[ESTRATTO SELEZIONATO]:

^^^^^^^^

Apparirà paradossale, ma la mancanza di una vera e propria tradizione birraia in Italia, motivo della scarsa conoscenza delle birre di qualità nella massa dei consumatori che difficilmente la sceglie per accompagnarla a cibi e pietanze, che non ne parla con lo stesso trasporto che ha per il vino, rappresenta un punto di forza del nostro movimento brassicolo.
Movimento brassicolo – ognuno di voi lo potrà constatare recandosi in libreria – che si piazza nella guida di Michael Jackson, il massimo esperto di birre al mondo scomparso un paio di anni fa, subito dietro i paesi tradizionali produttori di Birra, per pagine dedicate. Il motivo, che ebbi modo di ascoltare direttamente da Lorenzo Dabove*, da tutti conosciuto come Kuaska, autore proprio di quelle preziose pagine dedicate all’Italia a cui mi riferivo, è da ricercarsi nella piena libertà di cui godono i nostri Birrai, non costretti alla fedeltà ad uno stile come lo sono ad esempio gli Irlandesi alle stout o i Cechi alla pils, che permette loro di dedicarsi, con indiscussi successi, tanto ad una Weizenbock tedesca che a una Stron Ale Belga, avendo la libertà di sperimentare personalizzandole attingendo ad un prezioso giacimento, quale è il nostro paese, di materie prime di altissima qualità.Nel frattempo che l’ascoltavo, assaggiavo ‘na tazzulella e’ cafè, la birra prodotta dal birrificio campano Karma in collaborazione con la pescarese Almond ’22 di Yuri Ferri, accompagnando un delizioso dolce al cioccolato all’Ottavonano di Atripalda.
Per l’appunto.

^^^^^^^^

[DATI REGISTRATI]:
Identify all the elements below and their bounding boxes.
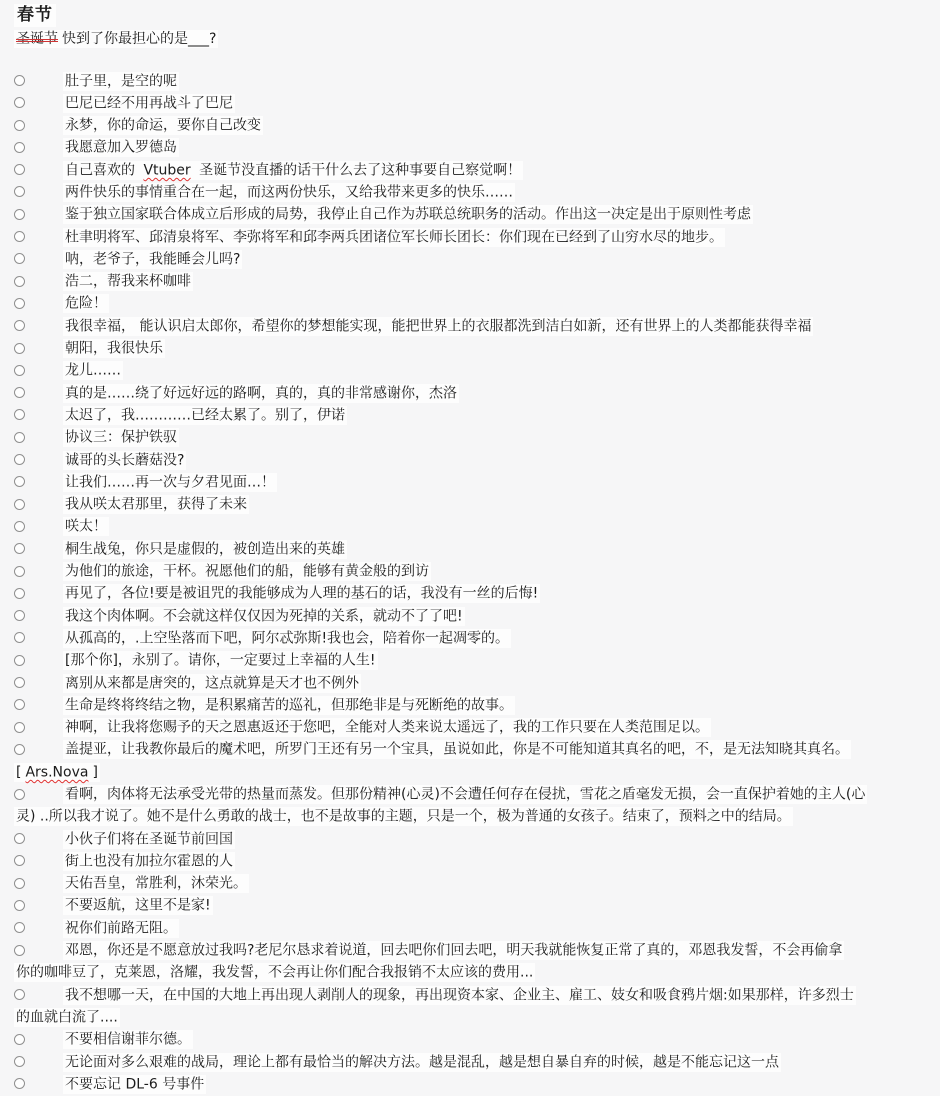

^^^^^^^^

[DESCRIZIONE DEL COMPITO]: Riproduci il passo dell'estratto sul movimento brassicolo italiano che comincia con "Apparirà paradossale, ma" e prosegue fino a "nostro movimento brassicolo.". Il materiale è distinto dall'estratto e va considerato a parte.

[RISPOSTA]:
Apparirà paradossale, ma la mancanza di una vera e propria tradizione birraia in Italia, motivo della scarsa conoscenza delle birre di qualità nella massa dei consumatori che difficilmente la sceglie per accompagnarla a cibi e pietanze, che non ne parla con lo stesso trasporto che ha per il vino, rappresenta un punto di forza del nostro movimento brassicolo.